Request
Make an exact copy of the lines, leaving the pictures out.

==========

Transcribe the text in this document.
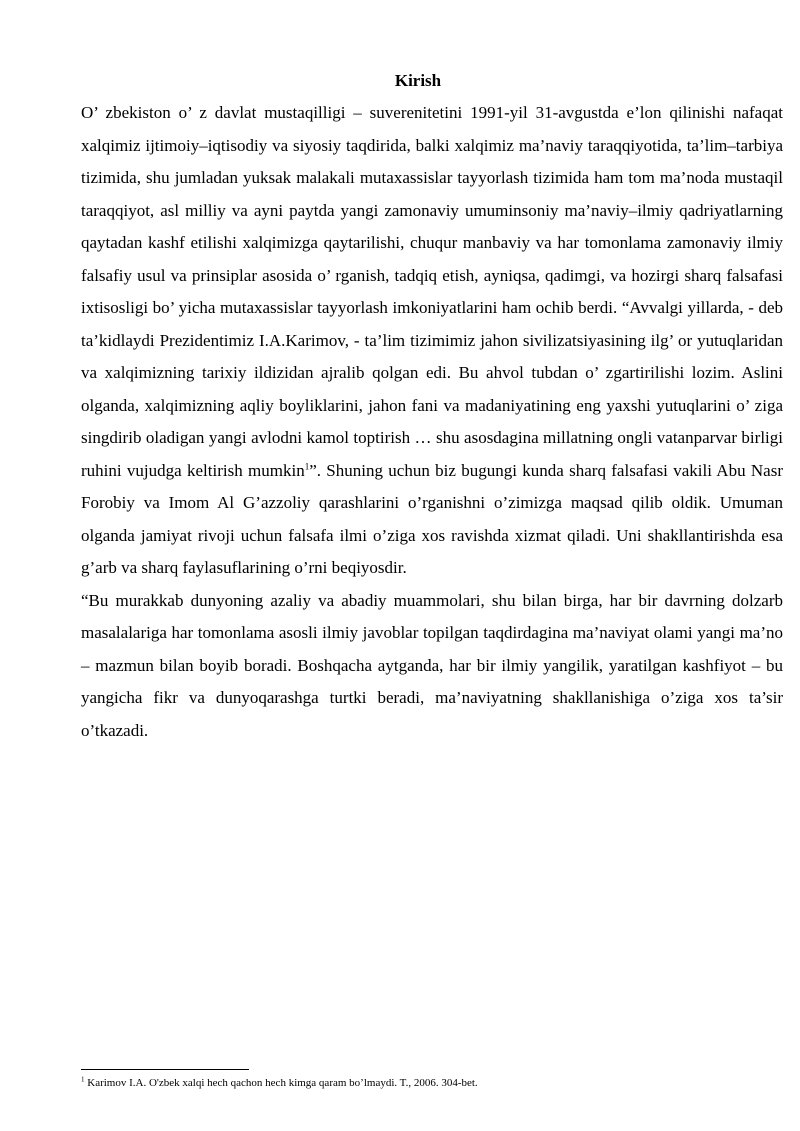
Kirish

O’ zbekiston o’ z davlat mustaqilligi – suverenitetini 1991-yil 31-avgustda e’lon qilinishi nafaqat xalqimiz ijtimoiy–iqtisodiy va siyosiy taqdirida, balki xalqimiz ma’naviy taraqqiyotida, ta’lim–tarbiya tizimida, shu jumladan yuksak malakali mutaxassislar tayyorlash tizimida ham tom ma’noda mustaqil taraqqiyot, asl milliy va ayni paytda yangi zamonaviy umuminsoniy ma’naviy–ilmiy qadriyatlarning qaytadan kashf etilishi xalqimizga qaytarilishi, chuqur manbaviy va har tomonlama zamonaviy ilmiy falsafiy usul va prinsiplar asosida o’ rganish, tadqiq etish, ayniqsa, qadimgi, va hozirgi sharq falsafasi ixtisosligi bo’ yicha mutaxassislar tayyorlash imkoniyatlarini ham ochib berdi. “Avvalgi yillarda, - deb ta’kidlaydi Prezidentimiz I.A.Karimov, - ta’lim tizimimiz jahon sivilizatsiyasining ilg’ or yutuqlaridan va xalqimizning tarixiy ildizidan ajralib qolgan edi. Bu ahvol tubdan o’ zgartirilishi lozim. Aslini olganda, xalqimizning aqliy boyliklarini, jahon fani va madaniyatining eng yaxshi yutuqlarini o’ ziga singdirib oladigan yangi avlodni kamol toptirish … shu asosdagina millatning ongli vatanparvar birligi ruhini vujudga keltirish mumkin$^1$”. Shuning uchun biz bugungi kunda sharq falsafasi vakili Abu Nasr Forobiy va Imom Al G’azzoliy qarashlarini o’rganishni o’zimizga maqsad qilib oldik. Umuman olganda jamiyat rivoji uchun falsafa ilmi o’ziga xos ravishda xizmat qiladi. Uni shakllantirishda esa g’arb va sharq faylasuflarining o’rni beqiyosdir.

“Bu murakkab dunyoning azaliy va abadiy muammolari, shu bilan birga, har bir davrning dolzarb masalalariga har tomonlama asosli ilmiy javoblar topilgan taqdirdagina ma’naviyat olami yangi ma’no – mazmun bilan boyib boradi. Boshqacha aytganda, har bir ilmiy yangilik, yaratilgan kashfiyot – bu yangicha fikr va dunyoqarashga turtki beradi, ma’naviyatning shakllanishiga o’ziga xos ta’sir o’tkazadi.

$^1$ Karimov I.A. O'zbek xalqi hech qachon hech kimga qaram bo’lmaydi. T., 2006. 304-bet.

==========

Worked solution
Transcribe the text in this document.
Kirish

O’ zbekiston o’ z davlat mustaqilligi – suverenitetini 1991-yil 31-avgustda e’lon qilinishi nafaqat xalqimiz ijtimoiy–iqtisodiy va siyosiy taqdirida, balki xalqimiz ma’naviy taraqqiyotida, ta’lim–tarbiya tizimida, shu jumladan yuksak malakali mutaxassislar tayyorlash tizimida ham tom ma’noda mustaqil taraqqiyot, asl milliy va ayni paytda yangi zamonaviy umuminsoniy ma’naviy–ilmiy qadriyatlarning qaytadan kashf etilishi xalqimizga qaytarilishi, chuqur manbaviy va har tomonlama zamonaviy ilmiy falsafiy usul va prinsiplar asosida o’ rganish, tadqiq etish, ayniqsa, qadimgi, va hozirgi sharq falsafasi ixtisosligi bo’ yicha mutaxassislar tayyorlash imkoniyatlarini ham ochib berdi. “Avvalgi yillarda, - deb ta’kidlaydi Prezidentimiz I.A.Karimov, - ta’lim tizimimiz jahon sivilizatsiyasining ilg’ or yutuqlaridan va xalqimizning tarixiy ildizidan ajralib qolgan edi. Bu ahvol tubdan o’ zgartirilishi lozim. Aslini olganda, xalqimizning aqliy boyliklarini, jahon fani va madaniyatining eng yaxshi yutuqlarini o’ ziga singdirib oladigan yangi avlodni kamol toptirish … shu asosdagina millatning ongli vatanparvar birligi ruhini vujudga keltirish mumkin$^1$”. Shuning uchun biz bugungi kunda sharq falsafasi vakili Abu Nasr Forobiy va Imom Al G’azzoliy qarashlarini o’rganishni o’zimizga maqsad qilib oldik. Umuman olganda jamiyat rivoji uchun falsafa ilmi o’ziga xos ravishda xizmat qiladi. Uni shakllantirishda esa g’arb va sharq faylasuflarining o’rni beqiyosdir.

“Bu murakkab dunyoning azaliy va abadiy muammolari, shu bilan birga, har bir davrning dolzarb masalalariga har tomonlama asosli ilmiy javoblar topilgan taqdirdagina ma’naviyat olami yangi ma’no – mazmun bilan boyib boradi. Boshqacha aytganda, har bir ilmiy yangilik, yaratilgan kashfiyot – bu yangicha fikr va dunyoqarashga turtki beradi, ma’naviyatning shakllanishiga o’ziga xos ta’sir o’tkazadi.

$^1$ Karimov I.A. O'zbek xalqi hech qachon hech kimga qaram bo’lmaydi. T., 2006. 304-bet.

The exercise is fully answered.